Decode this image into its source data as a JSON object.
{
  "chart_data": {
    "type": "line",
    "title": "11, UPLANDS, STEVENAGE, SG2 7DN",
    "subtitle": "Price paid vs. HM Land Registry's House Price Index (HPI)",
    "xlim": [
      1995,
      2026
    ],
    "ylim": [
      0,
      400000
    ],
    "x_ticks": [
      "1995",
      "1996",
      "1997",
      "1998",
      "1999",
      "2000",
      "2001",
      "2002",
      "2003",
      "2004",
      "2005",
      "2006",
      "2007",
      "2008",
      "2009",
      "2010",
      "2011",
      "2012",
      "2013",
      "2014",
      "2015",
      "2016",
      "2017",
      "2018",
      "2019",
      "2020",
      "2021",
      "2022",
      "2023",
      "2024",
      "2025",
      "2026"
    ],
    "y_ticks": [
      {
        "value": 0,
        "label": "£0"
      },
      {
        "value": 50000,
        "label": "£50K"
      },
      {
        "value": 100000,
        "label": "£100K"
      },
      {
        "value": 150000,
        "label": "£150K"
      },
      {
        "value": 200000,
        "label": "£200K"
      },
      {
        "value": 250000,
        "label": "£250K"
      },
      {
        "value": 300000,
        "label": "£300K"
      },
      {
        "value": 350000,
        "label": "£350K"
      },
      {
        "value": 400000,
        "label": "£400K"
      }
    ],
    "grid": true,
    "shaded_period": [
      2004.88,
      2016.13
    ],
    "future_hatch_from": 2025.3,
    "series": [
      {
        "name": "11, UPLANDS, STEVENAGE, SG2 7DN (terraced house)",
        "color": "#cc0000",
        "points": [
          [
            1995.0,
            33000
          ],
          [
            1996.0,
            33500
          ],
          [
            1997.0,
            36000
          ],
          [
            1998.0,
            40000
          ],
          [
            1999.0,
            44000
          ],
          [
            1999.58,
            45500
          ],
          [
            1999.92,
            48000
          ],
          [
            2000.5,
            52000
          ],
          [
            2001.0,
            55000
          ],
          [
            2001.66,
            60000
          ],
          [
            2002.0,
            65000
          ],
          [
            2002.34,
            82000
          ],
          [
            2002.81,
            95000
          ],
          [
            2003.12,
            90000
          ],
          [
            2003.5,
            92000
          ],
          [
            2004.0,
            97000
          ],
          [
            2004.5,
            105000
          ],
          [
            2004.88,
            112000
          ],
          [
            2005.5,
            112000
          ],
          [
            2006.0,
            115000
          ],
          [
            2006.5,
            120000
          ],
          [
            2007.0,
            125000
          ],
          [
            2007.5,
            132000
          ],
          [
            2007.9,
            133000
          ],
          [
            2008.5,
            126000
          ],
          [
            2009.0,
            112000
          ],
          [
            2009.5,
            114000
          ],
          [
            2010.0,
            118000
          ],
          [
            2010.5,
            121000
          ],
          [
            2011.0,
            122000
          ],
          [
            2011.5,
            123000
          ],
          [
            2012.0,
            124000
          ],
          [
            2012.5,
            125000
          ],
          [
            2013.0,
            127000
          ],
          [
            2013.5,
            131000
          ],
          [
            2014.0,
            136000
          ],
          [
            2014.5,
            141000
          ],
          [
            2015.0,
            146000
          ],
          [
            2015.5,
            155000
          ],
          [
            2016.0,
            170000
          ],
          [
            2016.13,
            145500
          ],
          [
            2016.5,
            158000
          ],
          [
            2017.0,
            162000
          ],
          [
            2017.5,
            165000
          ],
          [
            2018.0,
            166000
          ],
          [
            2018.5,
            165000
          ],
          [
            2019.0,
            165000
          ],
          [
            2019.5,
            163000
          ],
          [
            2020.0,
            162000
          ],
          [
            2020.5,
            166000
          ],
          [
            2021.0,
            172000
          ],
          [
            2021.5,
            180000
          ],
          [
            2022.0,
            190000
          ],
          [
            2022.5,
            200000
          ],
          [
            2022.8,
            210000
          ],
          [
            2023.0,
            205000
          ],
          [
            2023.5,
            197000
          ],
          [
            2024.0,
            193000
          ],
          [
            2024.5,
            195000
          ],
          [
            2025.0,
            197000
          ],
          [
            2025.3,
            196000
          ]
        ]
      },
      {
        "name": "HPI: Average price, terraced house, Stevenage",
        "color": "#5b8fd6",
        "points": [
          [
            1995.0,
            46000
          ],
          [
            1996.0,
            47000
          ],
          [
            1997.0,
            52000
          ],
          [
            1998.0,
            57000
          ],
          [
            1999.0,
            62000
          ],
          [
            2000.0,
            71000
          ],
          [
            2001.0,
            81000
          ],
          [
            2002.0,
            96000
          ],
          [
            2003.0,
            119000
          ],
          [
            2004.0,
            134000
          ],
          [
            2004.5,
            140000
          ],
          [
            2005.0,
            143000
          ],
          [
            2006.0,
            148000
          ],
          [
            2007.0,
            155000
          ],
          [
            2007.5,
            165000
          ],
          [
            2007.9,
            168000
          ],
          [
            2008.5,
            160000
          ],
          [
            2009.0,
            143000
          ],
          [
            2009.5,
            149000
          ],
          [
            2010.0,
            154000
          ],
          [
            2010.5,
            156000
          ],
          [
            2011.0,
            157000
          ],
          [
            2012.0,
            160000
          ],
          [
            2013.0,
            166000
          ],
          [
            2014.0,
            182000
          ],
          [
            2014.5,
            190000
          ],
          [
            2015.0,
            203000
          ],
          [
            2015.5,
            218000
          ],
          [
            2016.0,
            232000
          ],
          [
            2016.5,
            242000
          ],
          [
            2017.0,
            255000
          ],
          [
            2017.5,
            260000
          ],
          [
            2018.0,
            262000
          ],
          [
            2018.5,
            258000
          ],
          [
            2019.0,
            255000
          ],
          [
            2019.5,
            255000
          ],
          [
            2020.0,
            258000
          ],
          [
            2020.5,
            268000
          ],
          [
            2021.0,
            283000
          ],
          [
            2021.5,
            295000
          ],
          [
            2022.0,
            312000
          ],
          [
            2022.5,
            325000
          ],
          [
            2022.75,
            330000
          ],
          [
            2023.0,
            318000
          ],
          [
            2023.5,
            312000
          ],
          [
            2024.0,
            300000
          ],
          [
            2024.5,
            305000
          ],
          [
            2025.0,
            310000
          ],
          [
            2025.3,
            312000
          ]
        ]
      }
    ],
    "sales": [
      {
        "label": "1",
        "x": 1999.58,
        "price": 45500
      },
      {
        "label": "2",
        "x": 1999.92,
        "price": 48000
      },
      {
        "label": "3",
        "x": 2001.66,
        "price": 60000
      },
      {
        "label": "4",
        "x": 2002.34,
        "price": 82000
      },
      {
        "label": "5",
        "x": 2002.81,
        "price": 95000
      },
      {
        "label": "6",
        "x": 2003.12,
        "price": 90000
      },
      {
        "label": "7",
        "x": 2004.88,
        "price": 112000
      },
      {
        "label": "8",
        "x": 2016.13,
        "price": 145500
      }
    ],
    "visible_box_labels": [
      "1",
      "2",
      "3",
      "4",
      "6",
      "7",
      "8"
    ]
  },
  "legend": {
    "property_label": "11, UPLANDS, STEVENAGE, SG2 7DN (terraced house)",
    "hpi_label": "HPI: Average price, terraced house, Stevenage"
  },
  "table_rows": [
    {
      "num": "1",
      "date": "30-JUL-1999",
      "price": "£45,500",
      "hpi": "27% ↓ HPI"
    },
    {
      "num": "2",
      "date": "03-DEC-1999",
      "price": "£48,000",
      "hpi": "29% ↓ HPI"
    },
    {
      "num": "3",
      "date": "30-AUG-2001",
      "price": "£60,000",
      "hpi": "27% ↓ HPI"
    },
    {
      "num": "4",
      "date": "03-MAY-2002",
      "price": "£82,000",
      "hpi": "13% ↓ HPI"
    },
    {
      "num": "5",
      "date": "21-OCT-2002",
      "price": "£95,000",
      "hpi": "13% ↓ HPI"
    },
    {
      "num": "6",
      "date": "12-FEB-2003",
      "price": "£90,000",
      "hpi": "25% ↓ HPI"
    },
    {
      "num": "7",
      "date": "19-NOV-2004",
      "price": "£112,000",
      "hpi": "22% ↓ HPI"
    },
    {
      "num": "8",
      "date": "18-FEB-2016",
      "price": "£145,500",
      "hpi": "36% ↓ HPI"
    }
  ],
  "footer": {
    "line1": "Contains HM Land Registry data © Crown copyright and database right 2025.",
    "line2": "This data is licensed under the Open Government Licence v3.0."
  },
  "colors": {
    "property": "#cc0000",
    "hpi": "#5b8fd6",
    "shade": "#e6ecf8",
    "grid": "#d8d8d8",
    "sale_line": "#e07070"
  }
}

━━━━━━━━━━━━━━━━━━━━

Written task ->
Which lines in the data above contain "date"? Show each one.

Finished task ->
      "date": "30-JUL-1999",
      "date": "03-DEC-1999",
      "date": "30-AUG-2001",
      "date": "03-MAY-2002",
      "date": "21-OCT-2002",
      "date": "12-FEB-2003",
      "date": "19-NOV-2004",
      "date": "18-FEB-2016",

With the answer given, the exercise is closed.